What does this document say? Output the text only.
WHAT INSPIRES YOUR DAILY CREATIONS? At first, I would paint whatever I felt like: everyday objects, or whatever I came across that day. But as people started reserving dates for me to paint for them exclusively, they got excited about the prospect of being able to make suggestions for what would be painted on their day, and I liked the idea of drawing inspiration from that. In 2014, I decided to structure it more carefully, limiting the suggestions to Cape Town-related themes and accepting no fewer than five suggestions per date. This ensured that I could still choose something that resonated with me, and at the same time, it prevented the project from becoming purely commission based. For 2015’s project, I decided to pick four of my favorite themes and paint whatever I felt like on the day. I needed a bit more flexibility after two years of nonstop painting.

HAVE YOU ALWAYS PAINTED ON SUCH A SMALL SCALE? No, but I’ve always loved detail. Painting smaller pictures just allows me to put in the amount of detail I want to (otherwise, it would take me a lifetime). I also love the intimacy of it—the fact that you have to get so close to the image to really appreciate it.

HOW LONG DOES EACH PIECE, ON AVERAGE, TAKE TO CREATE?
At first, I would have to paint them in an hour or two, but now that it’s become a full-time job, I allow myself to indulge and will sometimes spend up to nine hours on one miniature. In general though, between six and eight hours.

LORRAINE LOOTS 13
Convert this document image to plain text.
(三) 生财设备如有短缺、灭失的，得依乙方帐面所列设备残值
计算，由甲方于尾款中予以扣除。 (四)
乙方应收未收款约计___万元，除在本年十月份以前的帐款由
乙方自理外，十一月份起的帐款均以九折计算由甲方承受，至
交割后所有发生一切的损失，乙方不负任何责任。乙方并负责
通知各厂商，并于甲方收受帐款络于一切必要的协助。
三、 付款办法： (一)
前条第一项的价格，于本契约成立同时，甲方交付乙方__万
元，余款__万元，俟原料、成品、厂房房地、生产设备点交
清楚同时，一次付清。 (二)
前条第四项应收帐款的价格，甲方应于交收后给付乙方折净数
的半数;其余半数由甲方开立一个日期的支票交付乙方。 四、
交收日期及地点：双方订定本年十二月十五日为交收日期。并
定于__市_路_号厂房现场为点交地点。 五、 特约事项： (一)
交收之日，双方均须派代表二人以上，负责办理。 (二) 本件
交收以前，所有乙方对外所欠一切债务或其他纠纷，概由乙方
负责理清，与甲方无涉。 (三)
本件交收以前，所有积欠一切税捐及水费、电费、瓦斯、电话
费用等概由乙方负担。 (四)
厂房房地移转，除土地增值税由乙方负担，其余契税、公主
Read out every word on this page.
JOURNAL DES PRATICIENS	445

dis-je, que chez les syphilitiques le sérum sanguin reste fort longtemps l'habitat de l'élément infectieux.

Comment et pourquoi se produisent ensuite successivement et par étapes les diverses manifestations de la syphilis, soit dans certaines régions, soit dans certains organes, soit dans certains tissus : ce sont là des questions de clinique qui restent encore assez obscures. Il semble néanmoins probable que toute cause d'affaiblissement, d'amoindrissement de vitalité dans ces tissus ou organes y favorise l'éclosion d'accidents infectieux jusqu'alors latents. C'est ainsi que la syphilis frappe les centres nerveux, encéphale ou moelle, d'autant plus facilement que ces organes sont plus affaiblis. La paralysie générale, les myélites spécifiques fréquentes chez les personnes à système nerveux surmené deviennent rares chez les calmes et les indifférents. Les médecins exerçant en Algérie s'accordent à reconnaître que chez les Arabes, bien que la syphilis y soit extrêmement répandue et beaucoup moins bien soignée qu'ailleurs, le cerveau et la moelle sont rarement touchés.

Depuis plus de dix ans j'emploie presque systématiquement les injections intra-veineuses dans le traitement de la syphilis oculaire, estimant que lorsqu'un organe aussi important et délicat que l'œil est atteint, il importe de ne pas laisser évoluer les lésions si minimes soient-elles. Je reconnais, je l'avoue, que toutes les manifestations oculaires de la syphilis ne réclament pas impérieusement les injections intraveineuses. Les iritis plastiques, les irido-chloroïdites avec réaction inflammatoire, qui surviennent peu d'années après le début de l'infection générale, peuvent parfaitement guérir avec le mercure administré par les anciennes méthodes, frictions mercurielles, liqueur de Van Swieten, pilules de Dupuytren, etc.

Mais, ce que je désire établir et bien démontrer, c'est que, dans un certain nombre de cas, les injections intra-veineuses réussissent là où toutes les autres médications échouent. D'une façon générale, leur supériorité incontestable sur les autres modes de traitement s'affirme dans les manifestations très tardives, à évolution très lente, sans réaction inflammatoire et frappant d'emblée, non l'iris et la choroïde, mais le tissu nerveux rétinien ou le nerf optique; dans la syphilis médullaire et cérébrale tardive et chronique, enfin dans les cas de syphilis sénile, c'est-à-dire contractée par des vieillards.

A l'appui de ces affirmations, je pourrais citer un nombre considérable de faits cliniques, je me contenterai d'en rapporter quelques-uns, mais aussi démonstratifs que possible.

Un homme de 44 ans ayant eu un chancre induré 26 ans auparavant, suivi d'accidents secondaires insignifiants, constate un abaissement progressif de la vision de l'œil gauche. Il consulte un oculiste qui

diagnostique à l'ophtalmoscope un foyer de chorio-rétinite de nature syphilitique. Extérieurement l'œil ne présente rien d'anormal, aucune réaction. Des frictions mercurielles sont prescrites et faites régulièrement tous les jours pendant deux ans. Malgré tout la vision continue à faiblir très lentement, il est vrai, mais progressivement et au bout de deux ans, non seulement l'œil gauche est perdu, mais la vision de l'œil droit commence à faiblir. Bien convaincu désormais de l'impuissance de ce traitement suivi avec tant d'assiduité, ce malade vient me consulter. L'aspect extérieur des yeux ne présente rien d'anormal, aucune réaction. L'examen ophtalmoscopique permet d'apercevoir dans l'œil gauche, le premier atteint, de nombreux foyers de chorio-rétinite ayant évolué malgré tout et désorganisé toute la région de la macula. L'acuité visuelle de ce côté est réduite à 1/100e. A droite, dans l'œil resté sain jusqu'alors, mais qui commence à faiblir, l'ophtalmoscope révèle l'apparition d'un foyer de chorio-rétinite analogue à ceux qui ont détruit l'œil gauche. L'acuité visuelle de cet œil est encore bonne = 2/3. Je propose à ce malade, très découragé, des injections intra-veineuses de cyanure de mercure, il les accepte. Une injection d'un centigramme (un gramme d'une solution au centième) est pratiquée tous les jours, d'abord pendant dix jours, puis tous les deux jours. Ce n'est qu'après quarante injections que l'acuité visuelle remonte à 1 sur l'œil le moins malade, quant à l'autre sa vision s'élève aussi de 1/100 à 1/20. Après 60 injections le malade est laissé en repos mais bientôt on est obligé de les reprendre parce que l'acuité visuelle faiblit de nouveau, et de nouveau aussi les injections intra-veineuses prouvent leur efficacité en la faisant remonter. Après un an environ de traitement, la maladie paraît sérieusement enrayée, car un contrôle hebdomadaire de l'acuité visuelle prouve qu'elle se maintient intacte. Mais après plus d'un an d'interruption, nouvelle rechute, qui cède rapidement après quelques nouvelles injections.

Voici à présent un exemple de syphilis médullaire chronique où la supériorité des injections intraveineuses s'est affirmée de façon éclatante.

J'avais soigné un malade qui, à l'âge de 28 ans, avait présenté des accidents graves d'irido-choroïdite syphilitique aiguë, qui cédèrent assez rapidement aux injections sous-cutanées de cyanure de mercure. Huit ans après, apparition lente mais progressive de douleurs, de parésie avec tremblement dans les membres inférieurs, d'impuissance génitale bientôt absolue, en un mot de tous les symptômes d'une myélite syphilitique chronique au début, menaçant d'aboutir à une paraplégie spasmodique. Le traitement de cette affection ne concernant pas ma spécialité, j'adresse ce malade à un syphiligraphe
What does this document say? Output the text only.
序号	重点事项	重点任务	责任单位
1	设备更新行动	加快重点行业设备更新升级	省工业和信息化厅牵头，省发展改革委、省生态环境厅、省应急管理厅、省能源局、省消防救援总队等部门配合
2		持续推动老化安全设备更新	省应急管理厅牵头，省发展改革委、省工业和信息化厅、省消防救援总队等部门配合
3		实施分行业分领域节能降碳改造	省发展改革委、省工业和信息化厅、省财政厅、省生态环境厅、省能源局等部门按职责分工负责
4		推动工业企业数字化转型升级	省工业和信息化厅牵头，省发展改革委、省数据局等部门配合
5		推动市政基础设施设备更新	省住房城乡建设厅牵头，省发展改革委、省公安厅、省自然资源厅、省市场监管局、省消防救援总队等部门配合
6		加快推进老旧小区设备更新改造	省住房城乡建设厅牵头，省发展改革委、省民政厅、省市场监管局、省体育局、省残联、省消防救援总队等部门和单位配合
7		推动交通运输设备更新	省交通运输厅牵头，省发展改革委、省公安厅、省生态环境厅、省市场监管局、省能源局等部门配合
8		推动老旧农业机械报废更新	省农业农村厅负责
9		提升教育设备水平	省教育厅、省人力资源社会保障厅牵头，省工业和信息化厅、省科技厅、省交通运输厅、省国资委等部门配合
* * *
What to work on: Among the entries above, how many lines hold the word "intraveineuses"? Reply with only that number.

In response: 2